What is expected: Only the lines from the one with "What's the underlying" onward are wanted, through the last line of the entries, set down exactly.

Data shown:
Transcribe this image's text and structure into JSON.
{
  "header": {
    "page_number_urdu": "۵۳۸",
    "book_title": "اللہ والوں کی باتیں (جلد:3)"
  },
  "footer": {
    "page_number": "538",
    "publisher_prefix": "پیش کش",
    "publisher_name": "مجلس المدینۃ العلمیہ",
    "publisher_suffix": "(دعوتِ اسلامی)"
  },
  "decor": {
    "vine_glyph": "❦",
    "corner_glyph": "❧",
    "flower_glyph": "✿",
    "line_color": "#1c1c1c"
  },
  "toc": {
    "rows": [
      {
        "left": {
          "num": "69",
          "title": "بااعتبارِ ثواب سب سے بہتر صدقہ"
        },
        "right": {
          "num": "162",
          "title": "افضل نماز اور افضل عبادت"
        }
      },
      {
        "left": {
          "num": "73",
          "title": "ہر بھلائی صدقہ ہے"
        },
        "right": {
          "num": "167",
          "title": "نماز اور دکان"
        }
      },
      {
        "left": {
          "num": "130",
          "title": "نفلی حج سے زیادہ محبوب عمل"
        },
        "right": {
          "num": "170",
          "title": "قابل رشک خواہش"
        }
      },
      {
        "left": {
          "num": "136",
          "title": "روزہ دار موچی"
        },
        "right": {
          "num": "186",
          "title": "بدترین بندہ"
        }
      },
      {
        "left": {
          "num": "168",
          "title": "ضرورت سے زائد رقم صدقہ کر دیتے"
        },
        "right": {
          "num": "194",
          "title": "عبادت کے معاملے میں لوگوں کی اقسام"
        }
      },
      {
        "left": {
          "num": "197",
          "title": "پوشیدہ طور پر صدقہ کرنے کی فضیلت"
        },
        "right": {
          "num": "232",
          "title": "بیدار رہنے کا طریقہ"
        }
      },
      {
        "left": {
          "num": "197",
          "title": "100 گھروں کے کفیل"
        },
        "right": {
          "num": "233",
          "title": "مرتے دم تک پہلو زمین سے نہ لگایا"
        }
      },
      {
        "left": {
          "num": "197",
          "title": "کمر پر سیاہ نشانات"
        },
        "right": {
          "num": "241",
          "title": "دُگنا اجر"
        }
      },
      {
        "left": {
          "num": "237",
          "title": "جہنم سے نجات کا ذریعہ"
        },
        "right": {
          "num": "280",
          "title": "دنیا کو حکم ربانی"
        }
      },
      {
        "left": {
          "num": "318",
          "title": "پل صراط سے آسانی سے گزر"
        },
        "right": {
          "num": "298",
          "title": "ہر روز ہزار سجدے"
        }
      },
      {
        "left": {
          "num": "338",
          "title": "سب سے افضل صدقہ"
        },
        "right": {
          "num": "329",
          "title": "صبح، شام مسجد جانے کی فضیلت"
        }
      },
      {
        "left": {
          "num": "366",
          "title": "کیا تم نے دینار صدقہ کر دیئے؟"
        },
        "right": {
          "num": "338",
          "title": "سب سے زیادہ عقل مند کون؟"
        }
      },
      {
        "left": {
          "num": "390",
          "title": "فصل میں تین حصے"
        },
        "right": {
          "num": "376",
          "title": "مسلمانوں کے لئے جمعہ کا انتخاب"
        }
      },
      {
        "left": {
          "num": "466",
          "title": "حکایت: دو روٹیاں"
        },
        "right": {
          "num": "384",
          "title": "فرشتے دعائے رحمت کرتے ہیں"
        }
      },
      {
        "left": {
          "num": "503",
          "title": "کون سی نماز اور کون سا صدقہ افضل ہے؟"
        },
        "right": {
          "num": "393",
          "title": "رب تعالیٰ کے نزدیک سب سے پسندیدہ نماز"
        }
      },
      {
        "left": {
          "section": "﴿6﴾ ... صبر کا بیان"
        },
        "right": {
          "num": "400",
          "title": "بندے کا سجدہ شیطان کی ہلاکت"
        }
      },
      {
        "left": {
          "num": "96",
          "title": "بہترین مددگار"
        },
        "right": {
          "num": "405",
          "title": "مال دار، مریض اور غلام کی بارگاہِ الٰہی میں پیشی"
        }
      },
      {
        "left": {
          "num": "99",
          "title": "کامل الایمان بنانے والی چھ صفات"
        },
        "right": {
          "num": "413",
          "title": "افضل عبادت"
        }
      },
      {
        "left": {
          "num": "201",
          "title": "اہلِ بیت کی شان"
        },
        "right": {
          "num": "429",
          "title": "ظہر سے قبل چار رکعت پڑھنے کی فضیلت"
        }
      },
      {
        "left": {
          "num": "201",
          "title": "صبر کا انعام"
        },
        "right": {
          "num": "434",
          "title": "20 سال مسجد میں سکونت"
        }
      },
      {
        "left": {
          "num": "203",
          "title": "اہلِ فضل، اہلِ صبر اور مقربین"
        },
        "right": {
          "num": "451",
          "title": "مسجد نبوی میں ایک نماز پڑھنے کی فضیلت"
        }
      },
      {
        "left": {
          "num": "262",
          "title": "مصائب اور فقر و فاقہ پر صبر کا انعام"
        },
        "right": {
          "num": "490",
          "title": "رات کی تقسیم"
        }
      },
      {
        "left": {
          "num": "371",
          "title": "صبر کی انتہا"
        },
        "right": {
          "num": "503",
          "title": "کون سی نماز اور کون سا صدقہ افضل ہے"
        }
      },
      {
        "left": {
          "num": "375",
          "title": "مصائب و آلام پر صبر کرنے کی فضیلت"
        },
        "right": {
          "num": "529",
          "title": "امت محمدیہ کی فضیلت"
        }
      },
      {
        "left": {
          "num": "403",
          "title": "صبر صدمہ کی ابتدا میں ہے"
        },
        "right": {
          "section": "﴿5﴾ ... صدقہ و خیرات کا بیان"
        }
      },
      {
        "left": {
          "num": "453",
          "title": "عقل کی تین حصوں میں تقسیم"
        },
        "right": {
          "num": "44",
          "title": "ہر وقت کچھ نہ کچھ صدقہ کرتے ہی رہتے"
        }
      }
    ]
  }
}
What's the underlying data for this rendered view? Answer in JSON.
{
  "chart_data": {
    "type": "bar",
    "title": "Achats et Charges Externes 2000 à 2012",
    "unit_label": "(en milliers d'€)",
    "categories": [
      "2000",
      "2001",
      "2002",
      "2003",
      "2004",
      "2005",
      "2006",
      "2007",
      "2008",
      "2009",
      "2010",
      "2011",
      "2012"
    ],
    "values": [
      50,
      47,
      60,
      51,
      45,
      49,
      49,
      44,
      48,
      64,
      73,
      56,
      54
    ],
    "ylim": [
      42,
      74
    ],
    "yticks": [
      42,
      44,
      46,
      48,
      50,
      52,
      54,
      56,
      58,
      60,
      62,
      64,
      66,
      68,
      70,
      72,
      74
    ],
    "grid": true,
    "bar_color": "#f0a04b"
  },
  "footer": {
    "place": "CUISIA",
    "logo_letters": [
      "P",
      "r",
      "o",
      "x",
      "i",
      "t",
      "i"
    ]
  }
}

Result:
What's the underlying data for this rendered view? Answer in JSON.
{
  "chart_data": {
    "type": "bar",
    "title": "Achats et Charges Externes 2000 à 2012",
    "unit_label": "(en milliers d'€)",
    "categories": [
      "2000",
      "2001",
      "2002",
      "2003",
      "2004",
      "2005",
      "2006",
      "2007",
      "2008",
      "2009",
      "2010",
      "2011",
      "2012"
    ],
    "values": [
      50,
      47,
      60,
      51,
      45,
      49,
      49,
      44,
      48,
      64,
      73,
      56,
      54
    ],
    "ylim": [
      42,
      74
    ],
    "yticks": [
      42,
      44,
      46,
      48,
      50,
      52,
      54,
      56,
      58,
      60,
      62,
      64,
      66,
      68,
      70,
      72,
      74
    ],
    "grid": true,
    "bar_color": "#f0a04b"
  },
  "footer": {
    "place": "CUISIA",
    "logo_letters": [
      "P",
      "r",
      "o",
      "x",
      "i",
      "t",
      "i"
    ]
  }
}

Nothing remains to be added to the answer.